I am trying to get a better grasp of memory management in cuda. There is Something that is just now occurring to me as a major lack of understanding. How do kernels access values that, as I understand it, should be in host memory.
When vectorAdd() is called, it runs the function on the device. But only the elements are stored on the device memory. the length of the vectors are stored on the host. How is it that the kernel does not exit with an error from trying to access foo.length, something that should be on the host.
#include <cuda.h>
#include <cuda_runtime.h>
#include <stdio.h>
#include <stdlib.h>
typedef struct{
float *elements;
int length;
}vector;
__global__ void vectorAdd(vector foo, vector bar){
int idx = threadIdx.x + blockDim.x * blockId.x.x;
if(idx < foo.length){ //this is the part that I do not understand
foo.elements[idx] += bar.elements[idx];
}
}
int main(void){
vector foo, bar;
foo.length = bar.length = 50;
cudaMalloc(&(foo.elements), sizeof(float)*50);
cudaMalloc(&(bar.elements), sizeof(float)*50);
//these vectors are empty, so adding is just a 0.0 += 0.0
int blocks_per_grid = 10;
int threads_per_block = 5;
vectorAdd<<<blocks_per_grid, threads_per_block>>>(foo, bar);
return 0;
}

*Record excerpts*.
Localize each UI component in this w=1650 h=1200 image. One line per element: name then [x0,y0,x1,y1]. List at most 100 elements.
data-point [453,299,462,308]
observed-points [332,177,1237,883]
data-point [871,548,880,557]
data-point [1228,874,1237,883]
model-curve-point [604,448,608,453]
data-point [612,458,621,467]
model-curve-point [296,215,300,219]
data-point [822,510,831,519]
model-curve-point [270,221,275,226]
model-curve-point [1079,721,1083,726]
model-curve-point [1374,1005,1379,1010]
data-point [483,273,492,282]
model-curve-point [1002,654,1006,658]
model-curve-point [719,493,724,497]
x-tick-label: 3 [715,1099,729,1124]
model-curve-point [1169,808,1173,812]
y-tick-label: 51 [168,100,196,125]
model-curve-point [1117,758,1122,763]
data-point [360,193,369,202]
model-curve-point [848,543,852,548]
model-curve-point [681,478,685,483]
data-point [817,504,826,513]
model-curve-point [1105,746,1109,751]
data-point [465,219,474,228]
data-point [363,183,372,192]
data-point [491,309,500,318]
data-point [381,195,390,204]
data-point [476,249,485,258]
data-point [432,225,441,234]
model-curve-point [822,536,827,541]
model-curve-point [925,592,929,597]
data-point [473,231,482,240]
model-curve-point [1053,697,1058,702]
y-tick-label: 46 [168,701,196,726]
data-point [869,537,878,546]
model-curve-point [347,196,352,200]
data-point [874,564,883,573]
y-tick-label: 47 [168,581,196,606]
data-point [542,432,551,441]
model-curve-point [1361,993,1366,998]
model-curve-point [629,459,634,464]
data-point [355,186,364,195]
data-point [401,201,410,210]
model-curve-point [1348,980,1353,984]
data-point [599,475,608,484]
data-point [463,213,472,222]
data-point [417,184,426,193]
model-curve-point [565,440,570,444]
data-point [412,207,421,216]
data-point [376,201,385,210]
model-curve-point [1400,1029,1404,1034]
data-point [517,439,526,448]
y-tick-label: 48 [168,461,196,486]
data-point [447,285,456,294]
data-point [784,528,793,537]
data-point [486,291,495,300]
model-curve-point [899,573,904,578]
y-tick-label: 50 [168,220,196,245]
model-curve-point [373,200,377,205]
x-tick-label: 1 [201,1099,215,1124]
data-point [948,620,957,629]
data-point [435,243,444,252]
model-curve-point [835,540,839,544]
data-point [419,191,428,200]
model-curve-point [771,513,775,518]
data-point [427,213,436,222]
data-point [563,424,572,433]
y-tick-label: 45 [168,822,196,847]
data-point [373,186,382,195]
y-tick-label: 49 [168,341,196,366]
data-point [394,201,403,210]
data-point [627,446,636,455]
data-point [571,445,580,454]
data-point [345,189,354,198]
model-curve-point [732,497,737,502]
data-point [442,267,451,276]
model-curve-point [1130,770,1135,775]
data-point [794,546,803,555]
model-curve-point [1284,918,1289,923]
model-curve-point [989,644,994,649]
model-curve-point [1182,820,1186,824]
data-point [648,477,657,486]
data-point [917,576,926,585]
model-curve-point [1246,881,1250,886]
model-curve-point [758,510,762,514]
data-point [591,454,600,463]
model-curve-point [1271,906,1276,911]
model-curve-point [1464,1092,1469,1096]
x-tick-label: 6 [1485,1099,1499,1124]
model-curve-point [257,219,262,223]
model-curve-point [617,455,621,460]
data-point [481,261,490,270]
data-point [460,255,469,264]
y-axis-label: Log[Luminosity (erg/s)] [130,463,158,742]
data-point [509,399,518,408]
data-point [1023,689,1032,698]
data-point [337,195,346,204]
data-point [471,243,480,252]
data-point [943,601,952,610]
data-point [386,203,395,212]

*Tasks and exercises*.
(a) In the CUDA memory question, where does the poster say the lengths of the vectors are stored?
(b) Return the passage from the CUDA memory question that begins at the words "I am trying" and stops after "in host memory.".

*Responses to the tasks*.
(a) On the host.

(b)
I am trying to get a better grasp of memory management in cuda. There is Something that is just now occurring to me as a major lack of understanding. How do kernels access values that, as I understand it, should be in host memory.